▶ Work to be completed:
Pull every line with the word "data" out of the entries below.

****************

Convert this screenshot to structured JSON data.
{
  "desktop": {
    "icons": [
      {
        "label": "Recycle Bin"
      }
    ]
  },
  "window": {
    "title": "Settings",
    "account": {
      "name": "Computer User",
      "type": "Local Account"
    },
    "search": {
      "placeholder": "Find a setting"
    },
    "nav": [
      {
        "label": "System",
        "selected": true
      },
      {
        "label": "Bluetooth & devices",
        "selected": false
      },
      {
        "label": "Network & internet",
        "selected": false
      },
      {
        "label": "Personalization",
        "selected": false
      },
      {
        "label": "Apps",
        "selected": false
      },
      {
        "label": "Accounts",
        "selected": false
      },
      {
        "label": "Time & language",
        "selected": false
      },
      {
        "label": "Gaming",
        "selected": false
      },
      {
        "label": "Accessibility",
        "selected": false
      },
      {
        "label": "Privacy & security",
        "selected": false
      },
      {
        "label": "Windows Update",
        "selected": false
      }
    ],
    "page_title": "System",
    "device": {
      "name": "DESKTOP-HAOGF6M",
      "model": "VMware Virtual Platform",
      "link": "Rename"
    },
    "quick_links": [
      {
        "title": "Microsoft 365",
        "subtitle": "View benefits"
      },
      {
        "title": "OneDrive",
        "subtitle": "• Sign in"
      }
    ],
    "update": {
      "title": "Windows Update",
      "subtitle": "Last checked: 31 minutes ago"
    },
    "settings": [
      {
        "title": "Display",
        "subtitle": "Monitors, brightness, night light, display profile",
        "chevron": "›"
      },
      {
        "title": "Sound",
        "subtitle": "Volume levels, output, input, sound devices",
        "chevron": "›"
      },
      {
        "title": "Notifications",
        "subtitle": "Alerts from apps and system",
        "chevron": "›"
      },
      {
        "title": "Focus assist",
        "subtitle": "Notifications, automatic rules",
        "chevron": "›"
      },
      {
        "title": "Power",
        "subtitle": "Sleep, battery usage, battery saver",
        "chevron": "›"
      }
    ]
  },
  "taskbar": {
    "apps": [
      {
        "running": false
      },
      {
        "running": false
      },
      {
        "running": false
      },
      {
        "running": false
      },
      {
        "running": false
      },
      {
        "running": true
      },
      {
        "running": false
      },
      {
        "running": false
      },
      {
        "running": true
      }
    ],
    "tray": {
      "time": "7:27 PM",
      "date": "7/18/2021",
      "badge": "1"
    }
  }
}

****************

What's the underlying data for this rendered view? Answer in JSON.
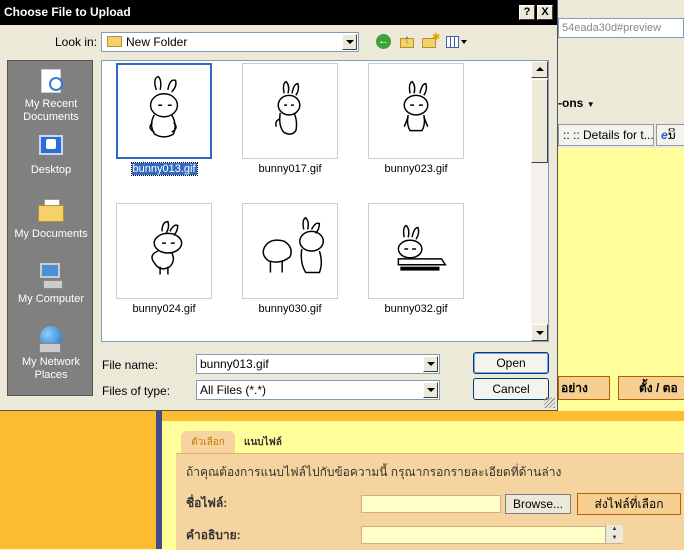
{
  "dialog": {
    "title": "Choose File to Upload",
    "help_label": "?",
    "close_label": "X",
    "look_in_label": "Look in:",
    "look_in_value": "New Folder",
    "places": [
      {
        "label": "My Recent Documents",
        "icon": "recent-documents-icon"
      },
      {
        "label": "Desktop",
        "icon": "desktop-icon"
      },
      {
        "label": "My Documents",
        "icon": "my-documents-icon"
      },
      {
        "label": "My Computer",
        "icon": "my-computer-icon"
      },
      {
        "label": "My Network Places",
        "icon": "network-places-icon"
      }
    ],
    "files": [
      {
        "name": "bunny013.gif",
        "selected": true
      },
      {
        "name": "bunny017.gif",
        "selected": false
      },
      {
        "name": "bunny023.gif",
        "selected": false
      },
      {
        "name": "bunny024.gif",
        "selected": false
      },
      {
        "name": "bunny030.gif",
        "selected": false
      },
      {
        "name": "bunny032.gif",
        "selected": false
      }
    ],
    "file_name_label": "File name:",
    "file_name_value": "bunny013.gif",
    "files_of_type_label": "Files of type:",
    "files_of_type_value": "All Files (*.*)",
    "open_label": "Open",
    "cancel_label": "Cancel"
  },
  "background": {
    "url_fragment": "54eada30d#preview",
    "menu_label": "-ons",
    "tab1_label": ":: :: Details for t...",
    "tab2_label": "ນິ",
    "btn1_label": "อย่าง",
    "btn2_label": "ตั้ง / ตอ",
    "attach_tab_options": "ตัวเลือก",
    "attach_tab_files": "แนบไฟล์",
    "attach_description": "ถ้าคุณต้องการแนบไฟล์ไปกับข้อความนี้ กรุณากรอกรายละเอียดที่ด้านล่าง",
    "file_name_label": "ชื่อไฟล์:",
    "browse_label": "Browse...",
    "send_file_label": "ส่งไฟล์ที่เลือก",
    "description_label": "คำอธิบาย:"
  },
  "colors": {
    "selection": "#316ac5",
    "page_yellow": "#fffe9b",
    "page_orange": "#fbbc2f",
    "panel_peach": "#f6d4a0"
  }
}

****************

▶ Task result:
Convert this screenshot to structured JSON data.
What's the underlying data for this rendered view? Answer in JSON.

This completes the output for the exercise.